What is expected - Repeat the material exactly as it appears.

Material provided -
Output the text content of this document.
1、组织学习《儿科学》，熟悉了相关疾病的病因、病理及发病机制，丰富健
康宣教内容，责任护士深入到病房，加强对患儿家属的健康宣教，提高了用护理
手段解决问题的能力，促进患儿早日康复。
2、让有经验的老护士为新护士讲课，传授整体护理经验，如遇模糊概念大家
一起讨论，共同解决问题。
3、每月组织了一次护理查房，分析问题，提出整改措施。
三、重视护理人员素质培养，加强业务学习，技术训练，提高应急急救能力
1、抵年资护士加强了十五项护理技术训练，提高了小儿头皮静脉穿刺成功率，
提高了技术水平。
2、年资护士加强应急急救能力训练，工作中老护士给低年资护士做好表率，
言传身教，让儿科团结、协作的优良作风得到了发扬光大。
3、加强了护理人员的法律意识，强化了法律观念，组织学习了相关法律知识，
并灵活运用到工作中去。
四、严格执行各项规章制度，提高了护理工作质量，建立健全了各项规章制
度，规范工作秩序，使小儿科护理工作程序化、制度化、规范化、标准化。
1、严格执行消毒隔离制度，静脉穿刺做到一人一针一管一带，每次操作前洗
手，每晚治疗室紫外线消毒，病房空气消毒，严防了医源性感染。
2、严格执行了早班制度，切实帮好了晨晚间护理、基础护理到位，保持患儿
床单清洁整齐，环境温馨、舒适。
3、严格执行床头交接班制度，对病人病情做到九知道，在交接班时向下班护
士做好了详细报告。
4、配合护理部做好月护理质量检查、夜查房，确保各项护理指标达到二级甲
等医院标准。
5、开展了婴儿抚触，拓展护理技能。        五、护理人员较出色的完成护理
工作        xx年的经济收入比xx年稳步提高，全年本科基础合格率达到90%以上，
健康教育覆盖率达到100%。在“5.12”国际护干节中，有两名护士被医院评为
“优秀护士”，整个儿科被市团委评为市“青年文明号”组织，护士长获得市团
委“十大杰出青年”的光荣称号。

Result of this task -
Output the text content of this document.
1、组织学习《儿科学》，熟悉了相关疾病的病因、病理及发病机制，丰富健
康宣教内容，责任护士深入到病房，加强对患儿家属的健康宣教，提高了用护理
手段解决问题的能力，促进患儿早日康复。
2、让有经验的老护士为新护士讲课，传授整体护理经验，如遇模糊概念大家
一起讨论，共同解决问题。
3、每月组织了一次护理查房，分析问题，提出整改措施。
三、重视护理人员素质培养，加强业务学习，技术训练，提高应急急救能力
1、抵年资护士加强了十五项护理技术训练，提高了小儿头皮静脉穿刺成功率，
提高了技术水平。
2、年资护士加强应急急救能力训练，工作中老护士给低年资护士做好表率，
言传身教，让儿科团结、协作的优良作风得到了发扬光大。
3、加强了护理人员的法律意识，强化了法律观念，组织学习了相关法律知识，
并灵活运用到工作中去。
四、严格执行各项规章制度，提高了护理工作质量，建立健全了各项规章制
度，规范工作秩序，使小儿科护理工作程序化、制度化、规范化、标准化。
1、严格执行消毒隔离制度，静脉穿刺做到一人一针一管一带，每次操作前洗
手，每晚治疗室紫外线消毒，病房空气消毒，严防了医源性感染。
2、严格执行了早班制度，切实帮好了晨晚间护理、基础护理到位，保持患儿
床单清洁整齐，环境温馨、舒适。
3、严格执行床头交接班制度，对病人病情做到九知道，在交接班时向下班护
士做好了详细报告。
4、配合护理部做好月护理质量检查、夜查房，确保各项护理指标达到二级甲
等医院标准。
5、开展了婴儿抚触，拓展护理技能。        五、护理人员较出色的完成护理
工作        xx年的经济收入比xx年稳步提高，全年本科基础合格率达到90%以上，
健康教育覆盖率达到100%。在“5.12”国际护干节中，有两名护士被医院评为
“优秀护士”，整个儿科被市团委评为市“青年文明号”组织，护士长获得市团
委“十大杰出青年”的光荣称号。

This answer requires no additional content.